** Start of Stored data **

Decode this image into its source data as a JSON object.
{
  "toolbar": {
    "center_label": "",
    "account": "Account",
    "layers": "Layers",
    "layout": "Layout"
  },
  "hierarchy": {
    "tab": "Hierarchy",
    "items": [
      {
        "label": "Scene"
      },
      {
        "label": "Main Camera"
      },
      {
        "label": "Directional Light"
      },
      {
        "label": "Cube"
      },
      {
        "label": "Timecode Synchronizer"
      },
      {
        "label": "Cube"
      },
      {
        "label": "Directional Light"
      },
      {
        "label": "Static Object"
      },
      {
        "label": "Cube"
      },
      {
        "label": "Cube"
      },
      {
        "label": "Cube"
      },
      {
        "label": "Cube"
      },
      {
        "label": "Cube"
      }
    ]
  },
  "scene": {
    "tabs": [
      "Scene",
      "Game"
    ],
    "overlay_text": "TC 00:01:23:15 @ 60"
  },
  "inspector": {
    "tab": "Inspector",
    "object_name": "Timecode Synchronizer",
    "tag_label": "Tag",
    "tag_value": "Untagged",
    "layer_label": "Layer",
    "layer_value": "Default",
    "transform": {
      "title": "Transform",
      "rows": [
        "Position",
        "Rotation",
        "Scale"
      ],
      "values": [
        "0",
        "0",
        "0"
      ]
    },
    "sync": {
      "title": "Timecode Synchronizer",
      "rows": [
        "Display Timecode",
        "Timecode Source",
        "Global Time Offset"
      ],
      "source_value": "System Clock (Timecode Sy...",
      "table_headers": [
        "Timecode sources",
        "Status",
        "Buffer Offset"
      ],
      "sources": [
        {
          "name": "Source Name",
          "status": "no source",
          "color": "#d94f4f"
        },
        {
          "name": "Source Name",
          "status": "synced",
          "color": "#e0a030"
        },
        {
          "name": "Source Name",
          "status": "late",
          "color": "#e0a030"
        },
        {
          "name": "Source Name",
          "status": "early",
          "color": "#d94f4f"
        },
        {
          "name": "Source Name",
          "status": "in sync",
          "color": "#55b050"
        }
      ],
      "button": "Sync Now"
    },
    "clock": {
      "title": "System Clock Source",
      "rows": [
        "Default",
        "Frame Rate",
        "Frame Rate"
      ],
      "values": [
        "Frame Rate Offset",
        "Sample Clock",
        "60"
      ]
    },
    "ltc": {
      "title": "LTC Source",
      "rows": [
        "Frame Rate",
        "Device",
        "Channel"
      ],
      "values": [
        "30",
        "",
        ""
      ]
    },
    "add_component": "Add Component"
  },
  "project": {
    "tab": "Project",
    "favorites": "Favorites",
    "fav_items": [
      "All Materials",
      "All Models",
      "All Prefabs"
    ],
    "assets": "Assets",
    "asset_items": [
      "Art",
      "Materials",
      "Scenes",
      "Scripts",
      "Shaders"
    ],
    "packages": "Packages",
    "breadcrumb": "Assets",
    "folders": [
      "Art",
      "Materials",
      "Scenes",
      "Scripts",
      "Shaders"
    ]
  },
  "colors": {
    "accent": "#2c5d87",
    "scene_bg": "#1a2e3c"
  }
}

** End of Stored data **
** Start of Stored data **

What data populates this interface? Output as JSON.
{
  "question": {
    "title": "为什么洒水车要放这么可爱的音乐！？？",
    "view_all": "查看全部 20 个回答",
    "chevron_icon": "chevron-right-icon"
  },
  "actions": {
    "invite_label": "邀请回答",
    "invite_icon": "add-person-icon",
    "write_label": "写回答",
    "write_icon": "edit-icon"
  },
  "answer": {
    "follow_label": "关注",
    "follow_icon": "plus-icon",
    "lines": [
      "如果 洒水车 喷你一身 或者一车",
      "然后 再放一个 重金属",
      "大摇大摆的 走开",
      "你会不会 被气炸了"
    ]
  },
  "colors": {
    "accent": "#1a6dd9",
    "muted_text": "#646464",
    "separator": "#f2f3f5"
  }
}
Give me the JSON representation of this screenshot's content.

** End of Stored data **
** Start of Stored data **

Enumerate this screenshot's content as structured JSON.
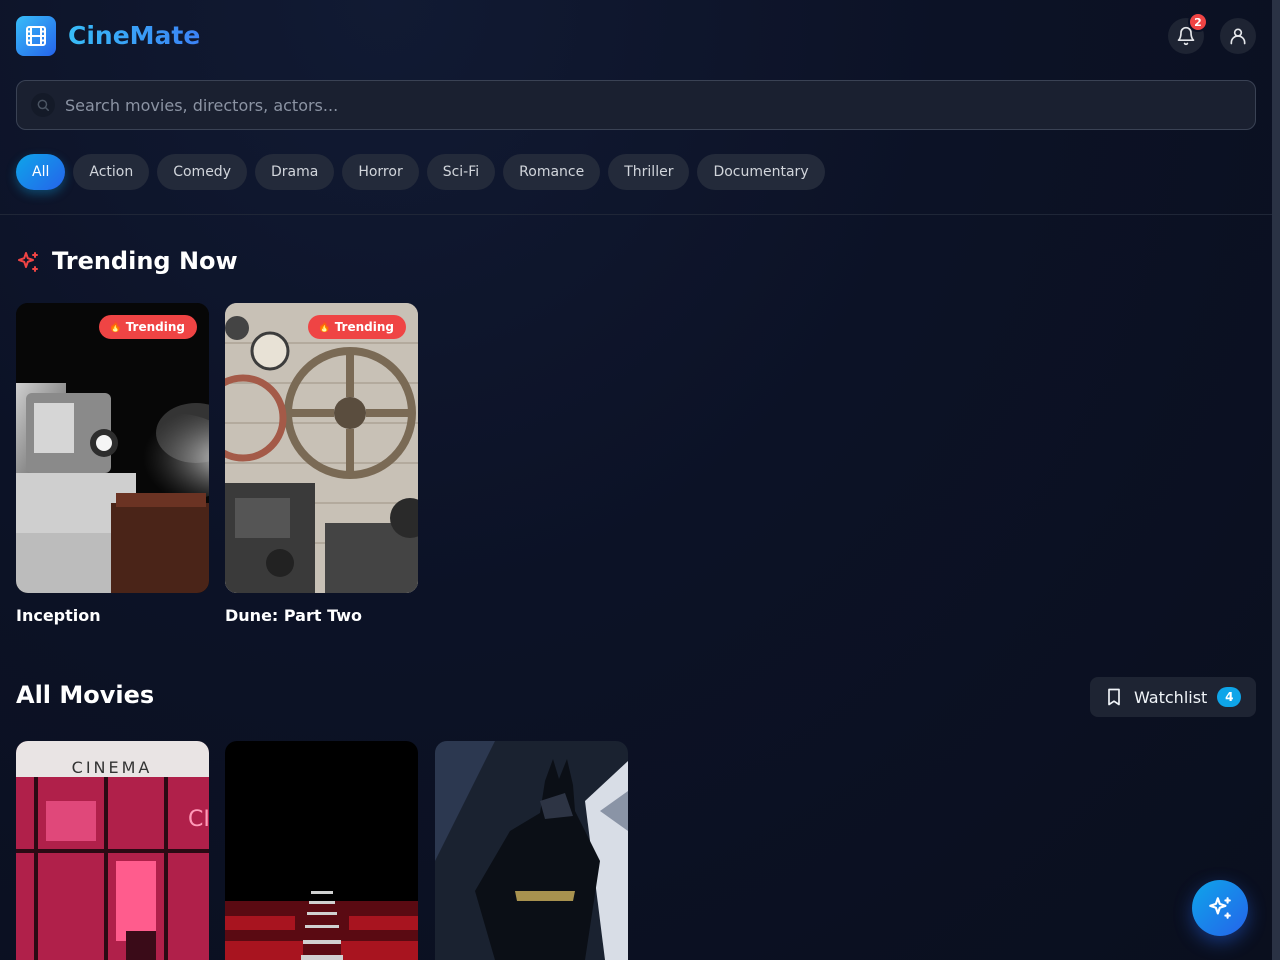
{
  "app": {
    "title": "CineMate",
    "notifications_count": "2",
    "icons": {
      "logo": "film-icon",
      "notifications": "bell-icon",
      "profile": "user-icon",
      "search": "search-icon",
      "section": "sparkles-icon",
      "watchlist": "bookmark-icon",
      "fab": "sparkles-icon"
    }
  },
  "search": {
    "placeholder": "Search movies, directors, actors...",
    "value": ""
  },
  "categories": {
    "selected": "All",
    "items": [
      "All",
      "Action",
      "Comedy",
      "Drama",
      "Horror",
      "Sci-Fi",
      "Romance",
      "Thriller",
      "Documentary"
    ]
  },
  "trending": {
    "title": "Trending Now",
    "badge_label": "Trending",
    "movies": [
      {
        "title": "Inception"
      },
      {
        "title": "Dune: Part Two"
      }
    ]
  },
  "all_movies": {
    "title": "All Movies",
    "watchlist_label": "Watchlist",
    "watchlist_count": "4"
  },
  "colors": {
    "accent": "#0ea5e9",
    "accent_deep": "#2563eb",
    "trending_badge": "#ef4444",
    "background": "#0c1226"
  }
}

** End of Stored data **

Each line with the string "title" in it needs to be found and copied.

      "title": "Transform",
      "title": "Timecode Synchronizer",
      "title": "System Clock Source",
      "title": "LTC Source",
    "title": "为什么洒水车要放这么可爱的音乐！？？",
    "title": "CineMate",
    "title": "Trending Now",
        "title": "Inception"
        "title": "Dune: Part Two"
    "title": "All Movies",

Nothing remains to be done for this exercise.